WHAT IS NEEDED:
Wherever a line below holds the word "about", copy that line.

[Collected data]

'''

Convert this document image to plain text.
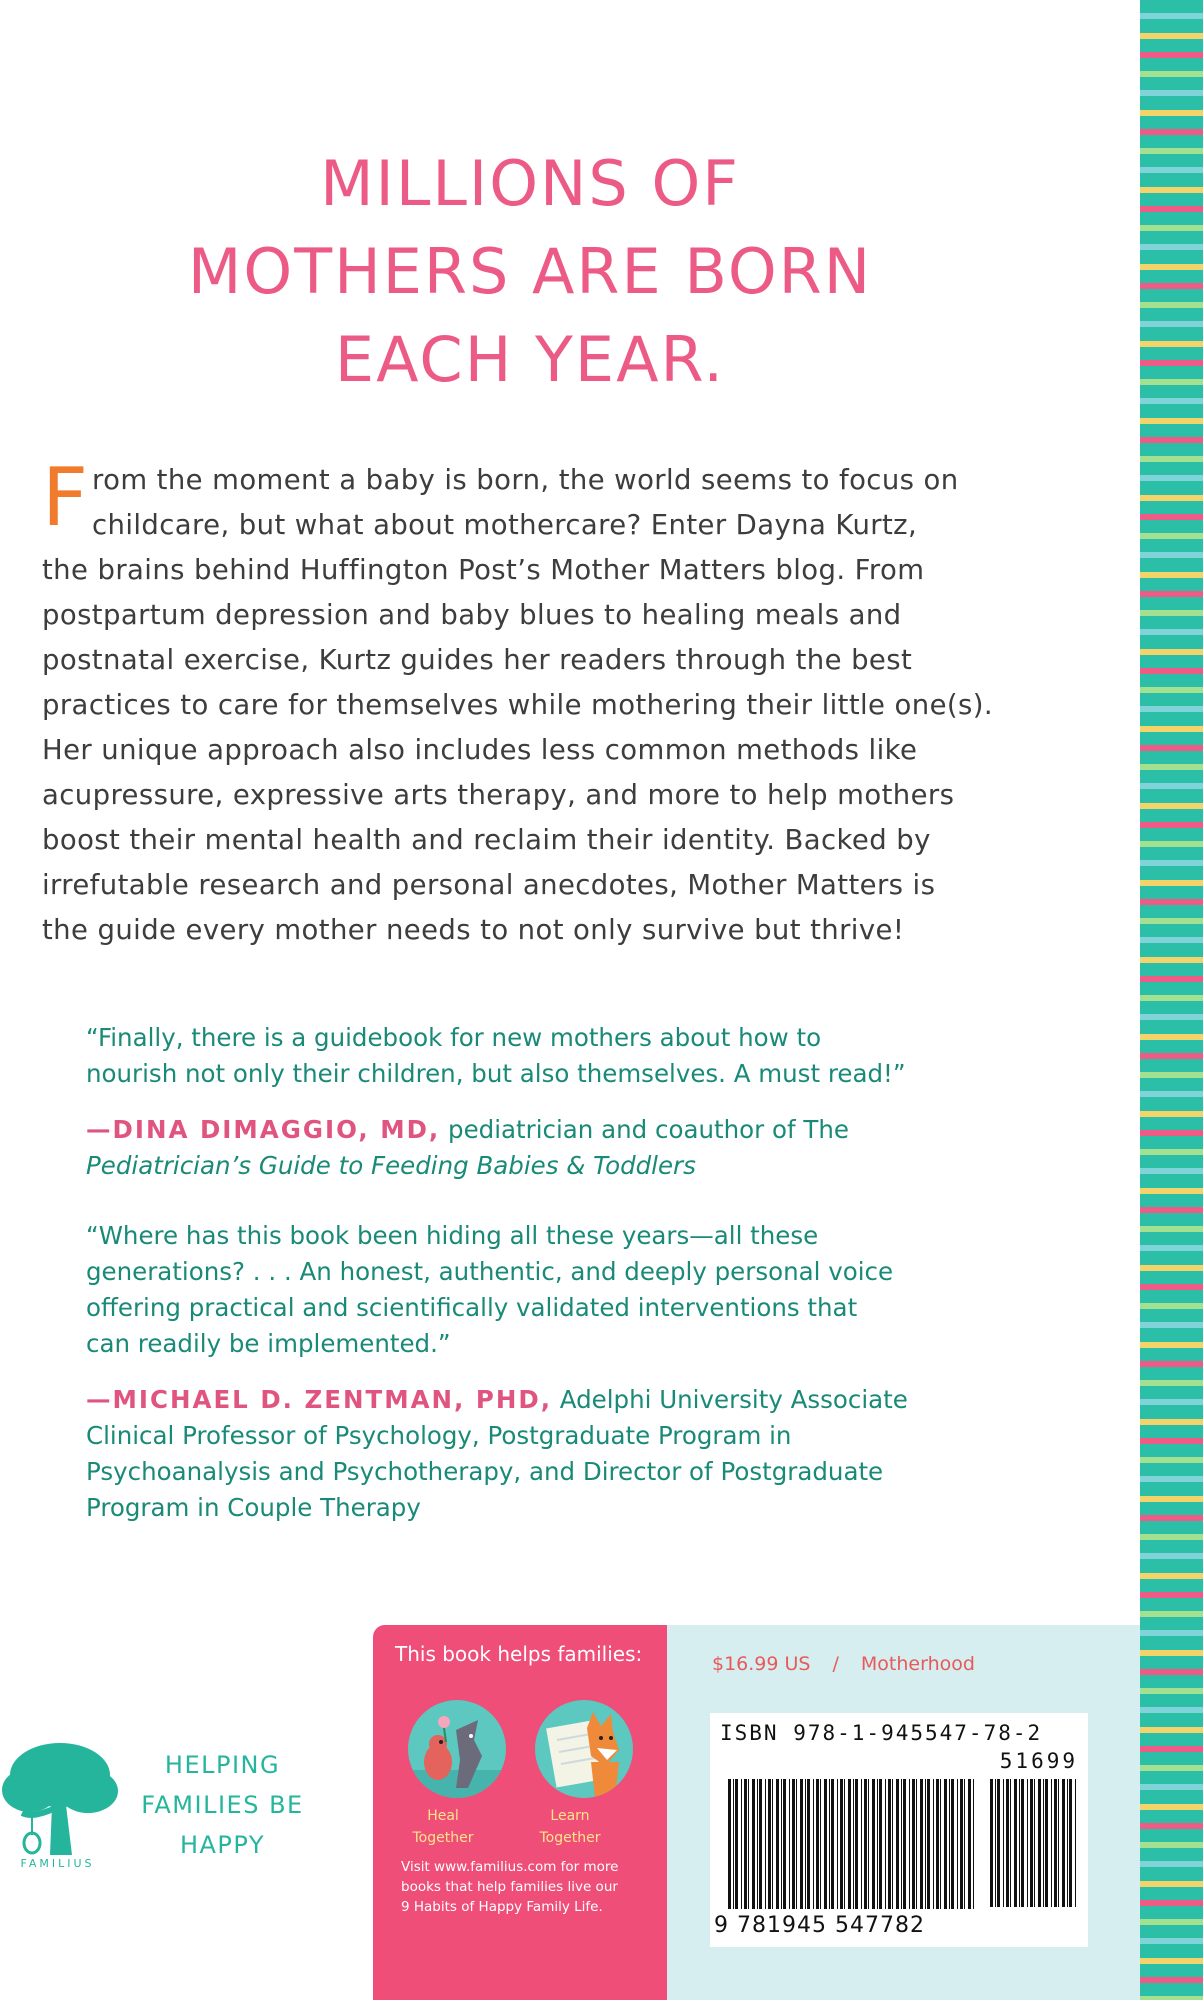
MILLIONS OF
MOTHERS ARE BORN
EACH YEAR.
F rom the moment a baby is born, the world seems to focus on
childcare, but what about mothercare? Enter Dayna Kurtz,
the brains behind Huffington Post’s Mother Matters blog. From
postpartum depression and baby blues to healing meals and
postnatal exercise, Kurtz guides her readers through the best
practices to care for themselves while mothering their little one(s).
Her unique approach also includes less common methods like
acupressure, expressive arts therapy, and more to help mothers
boost their mental health and reclaim their identity. Backed by
irrefutable research and personal anecdotes, Mother Matters is
the guide every mother needs to not only survive but thrive!
“Finally, there is a guidebook for new mothers about how to
nourish not only their children, but also themselves. A must read!”
—DINA DIMAGGIO, MD, pediatrician and coauthor of The
Pediatrician’s Guide to Feeding Babies & Toddlers
“Where has this book been hiding all these years—all these
generations? . . . An honest, authentic, and deeply personal voice
offering practical and scientifically validated interventions that
can readily be implemented.”
—MICHAEL D. ZENTMAN, PHD, Adelphi University Associate
Clinical Professor of Psychology, Postgraduate Program in
Psychoanalysis and Psychotherapy, and Director of Postgraduate
Program in Couple Therapy
FAMILIUS
HELPING
FAMILIES BE
HAPPY
This book helps families:
Heal
Together
Learn
Together
Visit www.familius.com for more
books that help families live our
9 Habits of Happy Family Life.
$16.99 US / Motherhood
ISBN 978-1-945547-78-2
51699
9 781945 547782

'''

ANSWER BELOW:
childcare, but what about mothercare? Enter Dayna Kurtz,
“Finally, there is a guidebook for new mothers about how to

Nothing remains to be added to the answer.